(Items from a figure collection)
>>>>

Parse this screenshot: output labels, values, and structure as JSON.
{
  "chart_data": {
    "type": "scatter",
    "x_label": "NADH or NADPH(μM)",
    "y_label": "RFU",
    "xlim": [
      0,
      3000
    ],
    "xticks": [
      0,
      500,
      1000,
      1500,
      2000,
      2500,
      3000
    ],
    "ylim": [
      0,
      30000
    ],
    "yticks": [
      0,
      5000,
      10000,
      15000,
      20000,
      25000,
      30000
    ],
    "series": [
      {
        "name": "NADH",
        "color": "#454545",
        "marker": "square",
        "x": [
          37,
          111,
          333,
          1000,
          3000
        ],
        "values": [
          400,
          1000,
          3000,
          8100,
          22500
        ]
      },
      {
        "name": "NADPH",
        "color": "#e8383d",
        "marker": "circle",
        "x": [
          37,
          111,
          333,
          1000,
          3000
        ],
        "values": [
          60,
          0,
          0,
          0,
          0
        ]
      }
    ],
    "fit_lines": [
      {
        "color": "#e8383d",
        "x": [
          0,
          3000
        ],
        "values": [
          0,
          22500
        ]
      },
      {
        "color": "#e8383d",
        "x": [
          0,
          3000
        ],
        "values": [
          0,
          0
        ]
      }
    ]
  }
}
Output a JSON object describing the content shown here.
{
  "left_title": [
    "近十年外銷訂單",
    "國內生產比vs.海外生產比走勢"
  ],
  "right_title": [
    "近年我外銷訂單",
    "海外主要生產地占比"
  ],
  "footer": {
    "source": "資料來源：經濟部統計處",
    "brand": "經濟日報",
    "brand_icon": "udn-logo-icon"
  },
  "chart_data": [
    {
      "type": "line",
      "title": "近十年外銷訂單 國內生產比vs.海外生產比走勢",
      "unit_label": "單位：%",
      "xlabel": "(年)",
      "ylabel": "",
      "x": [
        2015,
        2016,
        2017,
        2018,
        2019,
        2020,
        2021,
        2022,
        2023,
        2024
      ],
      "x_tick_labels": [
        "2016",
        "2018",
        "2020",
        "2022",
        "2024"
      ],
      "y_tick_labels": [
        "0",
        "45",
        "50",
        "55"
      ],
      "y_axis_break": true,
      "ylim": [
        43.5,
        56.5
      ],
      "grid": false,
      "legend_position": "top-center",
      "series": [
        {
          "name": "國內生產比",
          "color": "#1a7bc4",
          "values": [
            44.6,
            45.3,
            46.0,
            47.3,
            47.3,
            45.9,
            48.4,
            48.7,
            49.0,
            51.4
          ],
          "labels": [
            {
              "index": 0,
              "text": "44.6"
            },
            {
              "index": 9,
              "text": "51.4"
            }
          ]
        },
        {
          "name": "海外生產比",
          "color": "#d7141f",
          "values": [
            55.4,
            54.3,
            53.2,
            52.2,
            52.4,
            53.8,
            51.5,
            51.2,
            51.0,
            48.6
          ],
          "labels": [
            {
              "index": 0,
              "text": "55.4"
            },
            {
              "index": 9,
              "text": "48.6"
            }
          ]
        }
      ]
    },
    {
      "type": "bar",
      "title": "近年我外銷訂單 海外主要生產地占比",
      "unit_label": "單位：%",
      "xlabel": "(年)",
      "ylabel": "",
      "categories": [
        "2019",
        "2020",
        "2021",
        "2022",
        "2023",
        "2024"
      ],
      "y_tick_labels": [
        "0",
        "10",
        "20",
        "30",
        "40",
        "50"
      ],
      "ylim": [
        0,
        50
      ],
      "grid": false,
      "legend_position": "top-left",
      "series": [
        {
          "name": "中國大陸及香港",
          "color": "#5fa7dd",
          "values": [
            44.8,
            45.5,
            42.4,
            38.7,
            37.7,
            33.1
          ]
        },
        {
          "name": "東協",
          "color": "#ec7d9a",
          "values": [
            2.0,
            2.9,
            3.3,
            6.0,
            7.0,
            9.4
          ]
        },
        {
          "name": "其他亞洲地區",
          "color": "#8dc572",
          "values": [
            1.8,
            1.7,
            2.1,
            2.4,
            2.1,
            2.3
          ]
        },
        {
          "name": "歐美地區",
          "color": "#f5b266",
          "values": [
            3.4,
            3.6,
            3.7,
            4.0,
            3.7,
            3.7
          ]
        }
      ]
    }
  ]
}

<<<<

Written request:
The records above should be duplicated in full, exactly as given.

Written answer:
Parse this screenshot: output labels, values, and structure as JSON.
{
  "chart_data": {
    "type": "scatter",
    "x_label": "NADH or NADPH(μM)",
    "y_label": "RFU",
    "xlim": [
      0,
      3000
    ],
    "xticks": [
      0,
      500,
      1000,
      1500,
      2000,
      2500,
      3000
    ],
    "ylim": [
      0,
      30000
    ],
    "yticks": [
      0,
      5000,
      10000,
      15000,
      20000,
      25000,
      30000
    ],
    "series": [
      {
        "name": "NADH",
        "color": "#454545",
        "marker": "square",
        "x": [
          37,
          111,
          333,
          1000,
          3000
        ],
        "values": [
          400,
          1000,
          3000,
          8100,
          22500
        ]
      },
      {
        "name": "NADPH",
        "color": "#e8383d",
        "marker": "circle",
        "x": [
          37,
          111,
          333,
          1000,
          3000
        ],
        "values": [
          60,
          0,
          0,
          0,
          0
        ]
      }
    ],
    "fit_lines": [
      {
        "color": "#e8383d",
        "x": [
          0,
          3000
        ],
        "values": [
          0,
          22500
        ]
      },
      {
        "color": "#e8383d",
        "x": [
          0,
          3000
        ],
        "values": [
          0,
          0
        ]
      }
    ]
  }
}
Output a JSON object describing the content shown here.
{
  "left_title": [
    "近十年外銷訂單",
    "國內生產比vs.海外生產比走勢"
  ],
  "right_title": [
    "近年我外銷訂單",
    "海外主要生產地占比"
  ],
  "footer": {
    "source": "資料來源：經濟部統計處",
    "brand": "經濟日報",
    "brand_icon": "udn-logo-icon"
  },
  "chart_data": [
    {
      "type": "line",
      "title": "近十年外銷訂單 國內生產比vs.海外生產比走勢",
      "unit_label": "單位：%",
      "xlabel": "(年)",
      "ylabel": "",
      "x": [
        2015,
        2016,
        2017,
        2018,
        2019,
        2020,
        2021,
        2022,
        2023,
        2024
      ],
      "x_tick_labels": [
        "2016",
        "2018",
        "2020",
        "2022",
        "2024"
      ],
      "y_tick_labels": [
        "0",
        "45",
        "50",
        "55"
      ],
      "y_axis_break": true,
      "ylim": [
        43.5,
        56.5
      ],
      "grid": false,
      "legend_position": "top-center",
      "series": [
        {
          "name": "國內生產比",
          "color": "#1a7bc4",
          "values": [
            44.6,
            45.3,
            46.0,
            47.3,
            47.3,
            45.9,
            48.4,
            48.7,
            49.0,
            51.4
          ],
          "labels": [
            {
              "index": 0,
              "text": "44.6"
            },
            {
              "index": 9,
              "text": "51.4"
            }
          ]
        },
        {
          "name": "海外生產比",
          "color": "#d7141f",
          "values": [
            55.4,
            54.3,
            53.2,
            52.2,
            52.4,
            53.8,
            51.5,
            51.2,
            51.0,
            48.6
          ],
          "labels": [
            {
              "index": 0,
              "text": "55.4"
            },
            {
              "index": 9,
              "text": "48.6"
            }
          ]
        }
      ]
    },
    {
      "type": "bar",
      "title": "近年我外銷訂單 海外主要生產地占比",
      "unit_label": "單位：%",
      "xlabel": "(年)",
      "ylabel": "",
      "categories": [
        "2019",
        "2020",
        "2021",
        "2022",
        "2023",
        "2024"
      ],
      "y_tick_labels": [
        "0",
        "10",
        "20",
        "30",
        "40",
        "50"
      ],
      "ylim": [
        0,
        50
      ],
      "grid": false,
      "legend_position": "top-left",
      "series": [
        {
          "name": "中國大陸及香港",
          "color": "#5fa7dd",
          "values": [
            44.8,
            45.5,
            42.4,
            38.7,
            37.7,
            33.1
          ]
        },
        {
          "name": "東協",
          "color": "#ec7d9a",
          "values": [
            2.0,
            2.9,
            3.3,
            6.0,
            7.0,
            9.4
          ]
        },
        {
          "name": "其他亞洲地區",
          "color": "#8dc572",
          "values": [
            1.8,
            1.7,
            2.1,
            2.4,
            2.1,
            2.3
          ]
        },
        {
          "name": "歐美地區",
          "color": "#f5b266",
          "values": [
            3.4,
            3.6,
            3.7,
            4.0,
            3.7,
            3.7
          ]
        }
      ]
    }
  ]
}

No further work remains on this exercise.